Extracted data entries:

┄┄┄┄┄┄┄┄┄┄┄┄┄┄┄┄┄┄┄┄

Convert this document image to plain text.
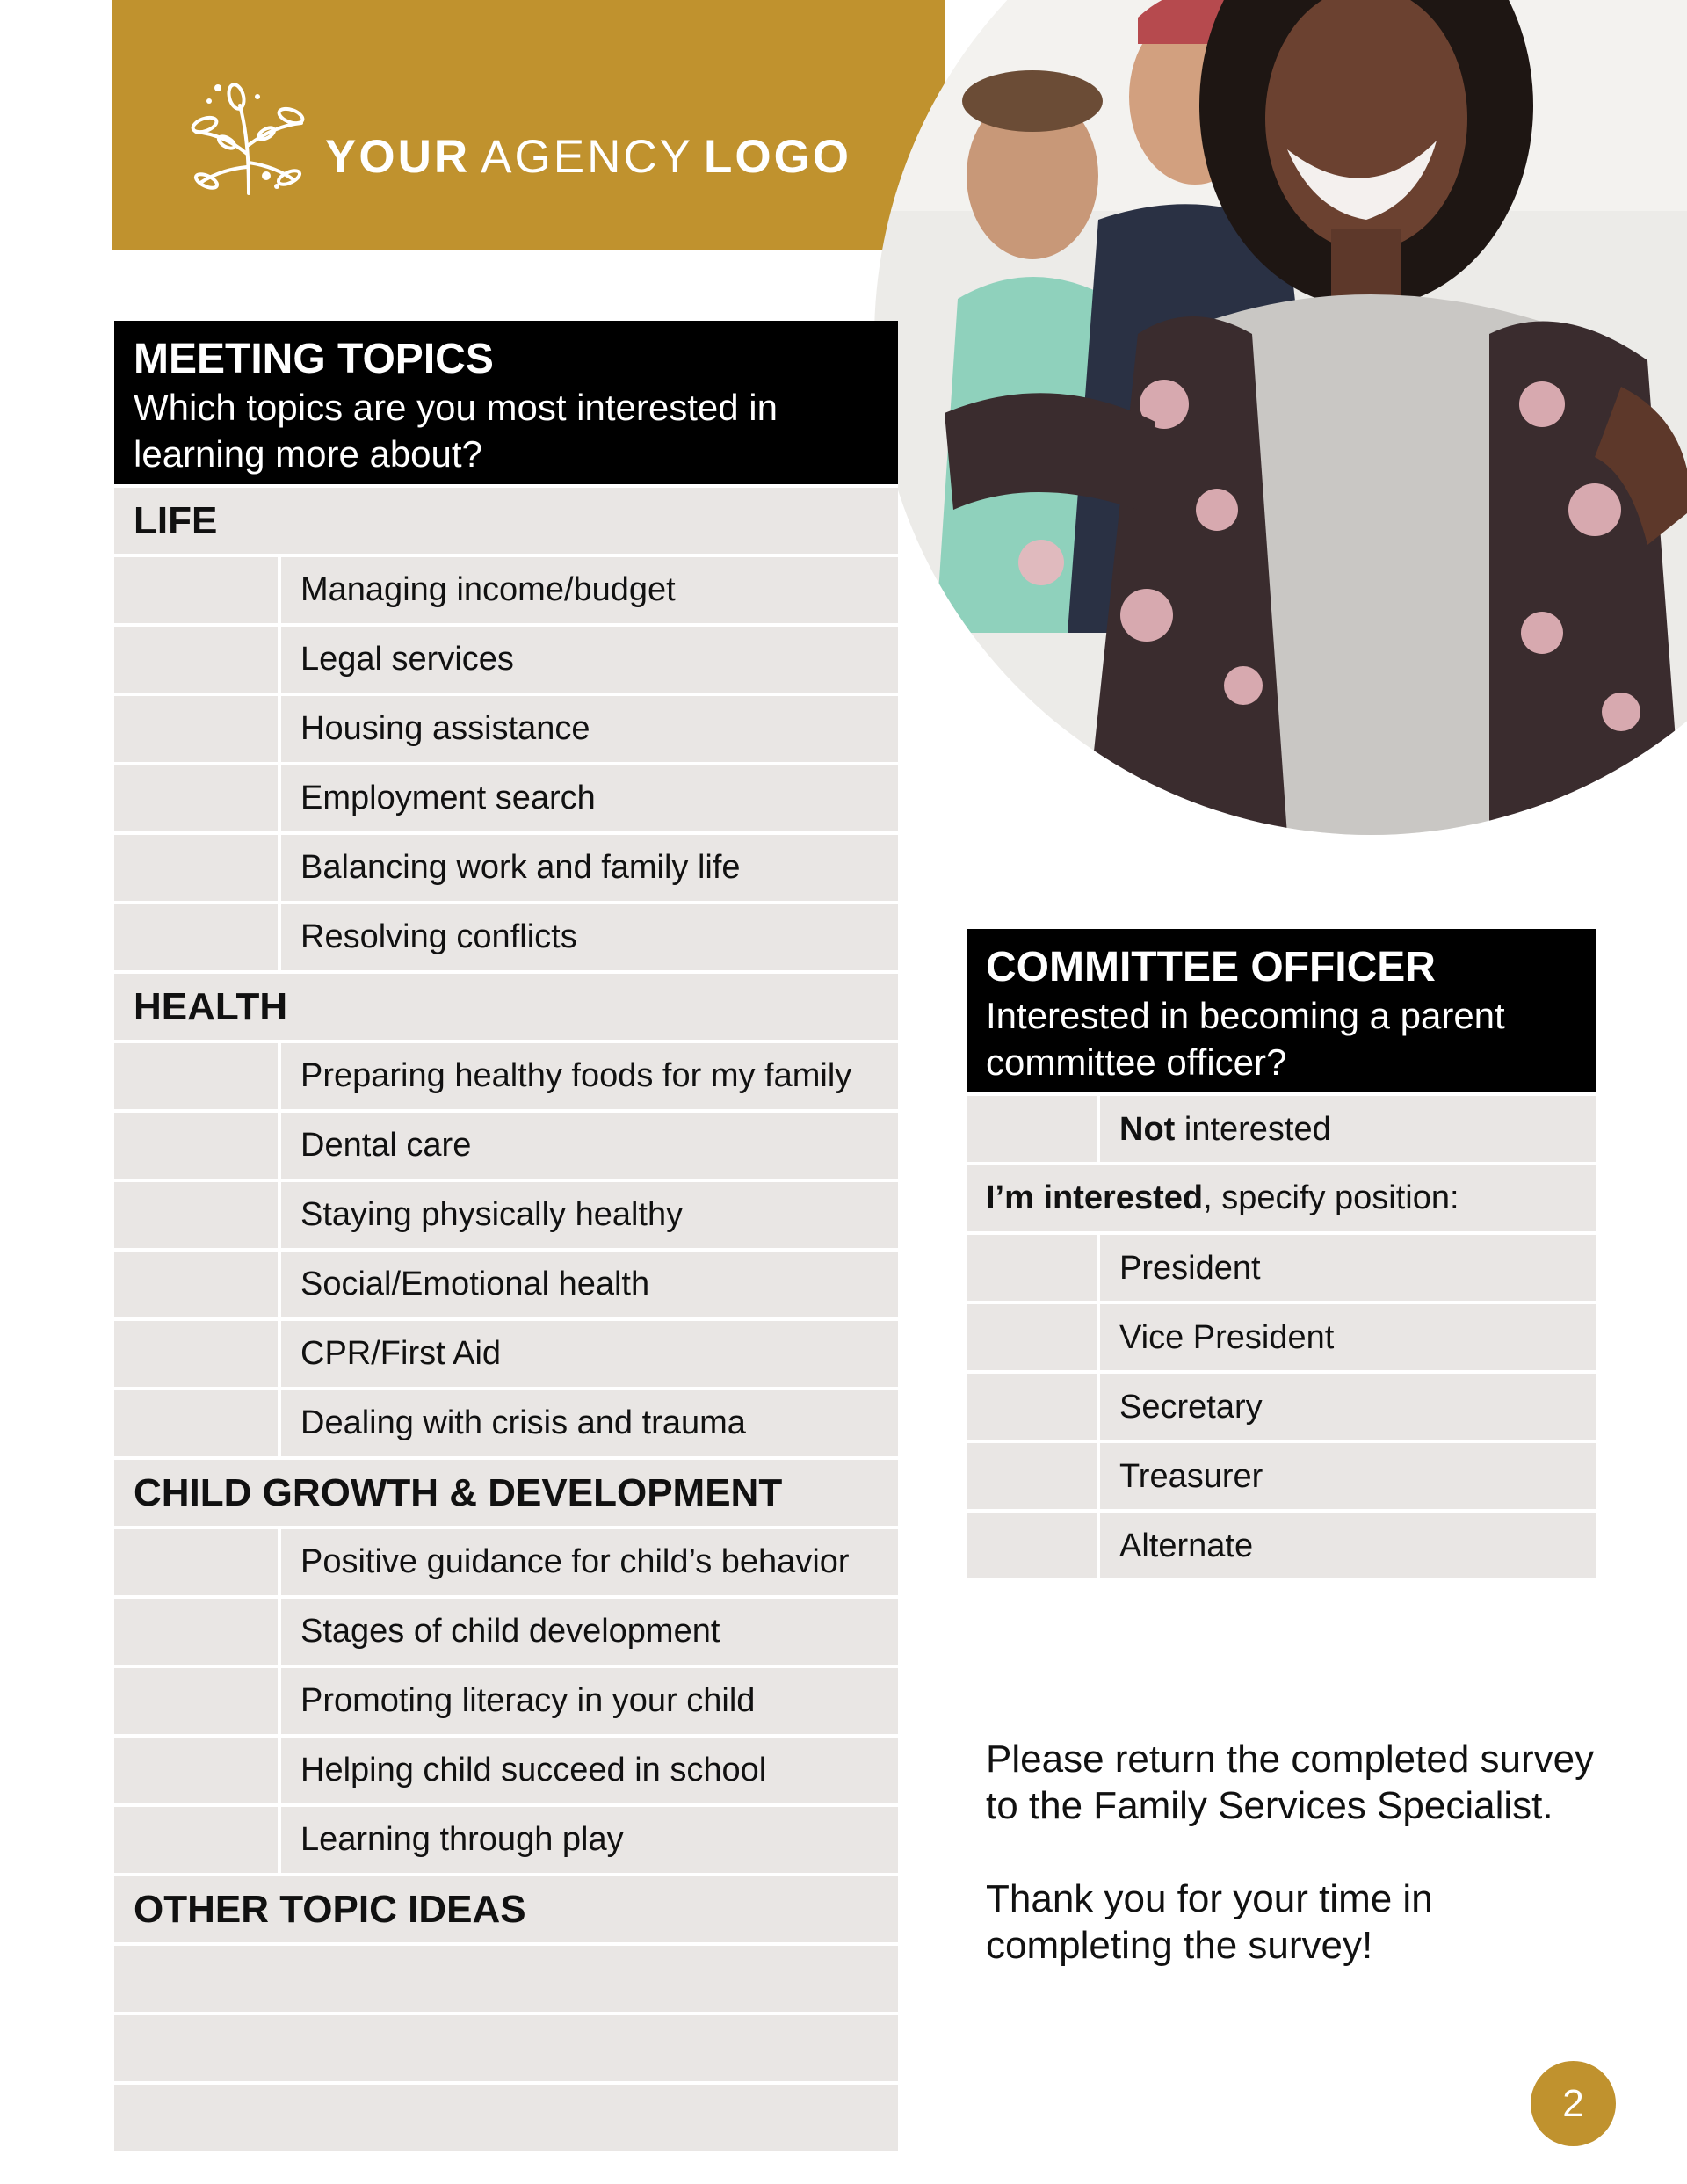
YOUR AGENCY LOGO
MEETING TOPICS
Which topics are you most interested in
learning more about?
LIFE
Managing income/budget
Legal services
Housing assistance
Employment search
Balancing work and family life
Resolving conflicts
HEALTH
Preparing healthy foods for my family
Dental care
Staying physically healthy
Social/Emotional health
CPR/First Aid
Dealing with crisis and trauma
CHILD GROWTH & DEVELOPMENT
Positive guidance for child’s behavior
Stages of child development
Promoting literacy in your child
Helping child succeed in school
Learning through play
OTHER TOPIC IDEAS
COMMITTEE OFFICER
Interested in becoming a parent
committee officer?
Not interested
I’m interested , specify position:
President
Vice President
Secretary
Treasurer
Alternate

Please return the completed survey
to the Family Services Specialist.

Thank you for your time in
completing the survey!

2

┄┄┄┄┄┄┄┄┄┄┄┄┄┄┄┄┄┄┄┄

**Task to complete:** Reproduce every entry exactly, but omit each picture.

**Result of this exercise:**
Convert this document image to plain text.
YOUR AGENCY LOGO
MEETING TOPICS
Which topics are you most interested in
learning more about?
LIFE
Managing income/budget
Legal services
Housing assistance
Employment search
Balancing work and family life
Resolving conflicts
HEALTH
Preparing healthy foods for my family
Dental care
Staying physically healthy
Social/Emotional health
CPR/First Aid
Dealing with crisis and trauma
CHILD GROWTH & DEVELOPMENT
Positive guidance for child’s behavior
Stages of child development
Promoting literacy in your child
Helping child succeed in school
Learning through play
OTHER TOPIC IDEAS
COMMITTEE OFFICER
Interested in becoming a parent
committee officer?
Not interested
I’m interested , specify position:
President
Vice President
Secretary
Treasurer
Alternate

Please return the completed survey
to the Family Services Specialist.

Thank you for your time in
completing the survey!

2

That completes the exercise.